■ Set task 1 ■
Set down, word for word, the part of the excerpt on co-creation communities between "3.     To paraphrase" and "and ingenious customers.", inclusive.
■ Set task 2 ■
Take the excerpt on co-creation communities further, starting right after its final sentence.

■ Excerpt provided ■
At Chaordix, we launched our software platform back in 2009, and we’ve had the honour of working with some of the world’s leading brands in developing co-creation and open innovation communities. Here are 9 of the many things we’ve learned in working with brands such as IBM, The LEGO Group, KPMG, Rust-Oleum, HSBC, American Airlines, FutureBrand, Virgin Money, P&G, Centrica, 100%Open, Omni Hotels, HTC, Reckitt Benckiser, and Ford:

1.     Digital suggestion boxes and basic idea contests don’t work in the long run.   The Chaordix platform emerged from one of the first business experiments in crowdsourced, gamified idea contests. While early site traffic rates and idea submission levels may have been exciting ... the downside of a torrent of unvetted ideas, raised expectations from participant “inventors,” and declining visitor enthusiasm made the model unsustainable. Over the years, we’ve been contacted by well-intentioned companies and organizations who have run their own idea contest programs and found themselves with thousands of ideas in a database, volumes of unstructured discussion data, fatigued employees or customers, and big challenges with implementation. We’ve helped them turn this around; the first step is helping them realize that ideas are only one part of a successful creativity and innovation program.

2.     Not all communities are created equal.   At Chaordix, we’re very careful when we use the word “community” because we know it’s so often misunderstood in the era of social media. And we know the important role a real sense of community plays in sustainable innovation and creativity capacity. True community isn’t a group of strangers who all like the same social page. It’s not a panel of customers who answer sporadic product questions and give feedback on marketing concepts for monetary rewards. And it’s not a group of people who just work in the same building. True community takes time to build: it takes effort to build trust, reciprocity, loyalty and a shared history; and it takes patience to build shared standards, a community economy, affinity for other community members, and a place for authentic creative exchange. But it’s worth the journey because a true community will astonish you with their willingness and ability to help your organization be successful with their collective ingenuity.

3.     To paraphrase a well-worn business adage, “Community eats insularity for breakfast.”   We’ve learned that a traditional tendency in companies to want to keep the development of a game-changing product completely in-house and secret from competitors and customers all-too-often backfires and results in a market failure. P&G’s then-CEO, A.G. Lafley famously revealed that only 15% of P&G’s new product launches were a commercial success before they embraced open innovation and developed market-leading products like Oil of Olay Regenerist and Swiffer. By opening up the innovation process to include a community of co-designers and co-developers, organizations can tap the knowledge found in unexpected employees, creative suppliers, enterprising citizens, and ingenious customers.

■ Spatial annotation entries ■

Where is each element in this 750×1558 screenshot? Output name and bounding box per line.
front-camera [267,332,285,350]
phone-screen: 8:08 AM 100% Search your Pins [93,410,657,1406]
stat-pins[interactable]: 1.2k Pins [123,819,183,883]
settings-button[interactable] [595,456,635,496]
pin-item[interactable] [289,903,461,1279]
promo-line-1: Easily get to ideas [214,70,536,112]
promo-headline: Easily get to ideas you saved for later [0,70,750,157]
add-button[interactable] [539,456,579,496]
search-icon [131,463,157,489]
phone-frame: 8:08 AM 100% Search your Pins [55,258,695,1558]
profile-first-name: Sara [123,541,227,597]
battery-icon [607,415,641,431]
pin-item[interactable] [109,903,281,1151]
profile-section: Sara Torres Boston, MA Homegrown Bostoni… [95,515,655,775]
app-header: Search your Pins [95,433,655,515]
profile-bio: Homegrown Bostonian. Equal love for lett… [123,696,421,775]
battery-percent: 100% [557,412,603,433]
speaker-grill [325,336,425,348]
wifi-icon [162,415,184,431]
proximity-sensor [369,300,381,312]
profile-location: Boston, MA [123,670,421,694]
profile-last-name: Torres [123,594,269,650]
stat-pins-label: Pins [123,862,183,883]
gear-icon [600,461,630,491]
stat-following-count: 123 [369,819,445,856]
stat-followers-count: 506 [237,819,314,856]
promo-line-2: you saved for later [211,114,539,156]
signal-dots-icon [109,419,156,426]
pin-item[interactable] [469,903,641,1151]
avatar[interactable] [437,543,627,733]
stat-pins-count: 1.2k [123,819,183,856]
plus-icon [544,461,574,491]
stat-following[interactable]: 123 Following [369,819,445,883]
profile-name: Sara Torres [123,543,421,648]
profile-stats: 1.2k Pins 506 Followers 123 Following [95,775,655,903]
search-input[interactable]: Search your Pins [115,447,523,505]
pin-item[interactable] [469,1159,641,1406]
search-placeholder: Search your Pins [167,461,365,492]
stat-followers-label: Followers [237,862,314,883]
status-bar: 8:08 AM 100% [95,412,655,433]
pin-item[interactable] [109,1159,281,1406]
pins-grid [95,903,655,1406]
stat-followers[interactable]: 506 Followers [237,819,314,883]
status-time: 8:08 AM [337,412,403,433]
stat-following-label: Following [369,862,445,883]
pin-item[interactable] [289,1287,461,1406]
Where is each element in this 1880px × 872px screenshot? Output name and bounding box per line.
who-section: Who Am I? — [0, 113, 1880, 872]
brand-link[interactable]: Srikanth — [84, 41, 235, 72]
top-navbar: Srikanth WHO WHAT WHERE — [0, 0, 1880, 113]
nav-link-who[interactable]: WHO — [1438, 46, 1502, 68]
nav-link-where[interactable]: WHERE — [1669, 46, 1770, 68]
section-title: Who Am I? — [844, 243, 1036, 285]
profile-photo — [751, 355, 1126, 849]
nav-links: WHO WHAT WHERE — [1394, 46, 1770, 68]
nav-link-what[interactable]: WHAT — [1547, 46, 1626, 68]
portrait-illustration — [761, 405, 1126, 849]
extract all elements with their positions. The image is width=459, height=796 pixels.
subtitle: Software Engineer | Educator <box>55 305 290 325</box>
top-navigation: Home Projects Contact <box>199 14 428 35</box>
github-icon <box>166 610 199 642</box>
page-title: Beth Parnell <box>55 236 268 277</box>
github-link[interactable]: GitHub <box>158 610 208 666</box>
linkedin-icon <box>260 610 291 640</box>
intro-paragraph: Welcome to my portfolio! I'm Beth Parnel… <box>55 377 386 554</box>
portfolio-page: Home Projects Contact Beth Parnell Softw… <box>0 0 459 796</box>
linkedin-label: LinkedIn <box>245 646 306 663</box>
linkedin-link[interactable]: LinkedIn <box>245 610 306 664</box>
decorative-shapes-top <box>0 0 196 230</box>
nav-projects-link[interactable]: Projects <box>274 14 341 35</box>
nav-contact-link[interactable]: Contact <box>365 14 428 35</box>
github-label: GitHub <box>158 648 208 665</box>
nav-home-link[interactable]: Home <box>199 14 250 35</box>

■ Task response 1 ■
3.     To paraphrase a well-worn business adage, “Community eats insularity for breakfast.”   We’ve learned that a traditional tendency in companies to want to keep the development of a game-changing product completely in-house and secret from competitors and customers all-too-often backfires and results in a market failure. P&G’s then-CEO, A.G. Lafley famously revealed that only 15% of P&G’s new product launches were a commercial success before they embraced open innovation and developed market-leading products like Oil of Olay Regenerist and Swiffer. By opening up the innovation process to include a community of co-designers and co-developers, organizations can tap the knowledge found in unexpected employees, creative suppliers, enterprising citizens, and ingenious customers.

■ Task response 2 ■
4.     You will find the right balance between co-creativity and open innovation.   Open innovation takes co-creativity to the “next level” by creating an open ecosystem of ideas and insights, where ideas that don’t serve your business innovation model can be released back into the ecosystem for others to bring to market. We know that most organizations are not comfortable with the notion of such a wide-open process, particularly when it comes to competitive intelligence and intellectual property development. In fact, for almost all companies, the bulk of their innovation efforts will be focused on refining current products (incremental innovation) or modifying their core offerings for new markets or uses (adaptive innovation). Only a small portion of efforts and resources are focused directly on diversifying into a new market with a new product (disruptive innovation). So we help clients focus their community programming on co-creativity activities that improve products, create novel marketing content, improve processes, and find new uses or customers for existing products. When insights for more disruptive innovation are desired, we can create private and semi-private activities that help keep the degree of openness in each brand’s comfort zone.

5.     Insights that inspire innovation don’t come from a questionnaire or user group.   When innovators like Steve Jobs and (Sony co founder) Akio Morita famously declare, “We don’t do market research,” what they really mean is that they know tools like traditional surveys, focus groups and customer panels tend to gather customers’ imperfect recollections of past choices and their guesses about future behaviour. This feedback data doesn’t paint an accurate picture for a company’s developers and designers of what a new-to-the-market product innovation should be. To tap into hidden customer motivations, unspoken preferences, and tacit feelings, expert researchers put on their social anthropologist hat for brands like Coca-Cola, Intel, LEGO, Herman Miller, IKEA, and (yes) Apple and Sony to conduct ethnographic observation of people in natural settings so they can understand the context of product use and gain glimpses into the future. This type of research is time-consuming and expensive, but it provides insights that traditional market research techniques can’t. At Chaordix, we’ve found that observing a digital co-creation community that is collaborating daily on creative projects, sharing stories and photos of their lives and memories, building upon each other’s ideas, celebrating participant successes, and hanging out in the community café to chat gives brands the opportunity to scale their access to this type of observational insight data that sparks innovation.

6.     Constraints drive creativity and innovation.   We’ve learned that too many broad, open-ended discussions (“Let’s talk about how our product makes you feel.”) and vague aspirational challenges (“Let’s reinvent the retail experience!”) tend to diminish meaningful participation. Whereas activities and creative challenges that are designed with the right mix of constraints or limitations will actually drive more participation. So our Chaordix methodology draws upon the best creativity and innovation workflows (Design Thinking, Creative Problem Solving, LEGO Serious Play, etc.), proven constraint-based creative techniques (analogy, metaphor, photo elicitation, attribute configuration, rich storytelling, etc.), and our own unique methods to create a playful and powerful participant experience.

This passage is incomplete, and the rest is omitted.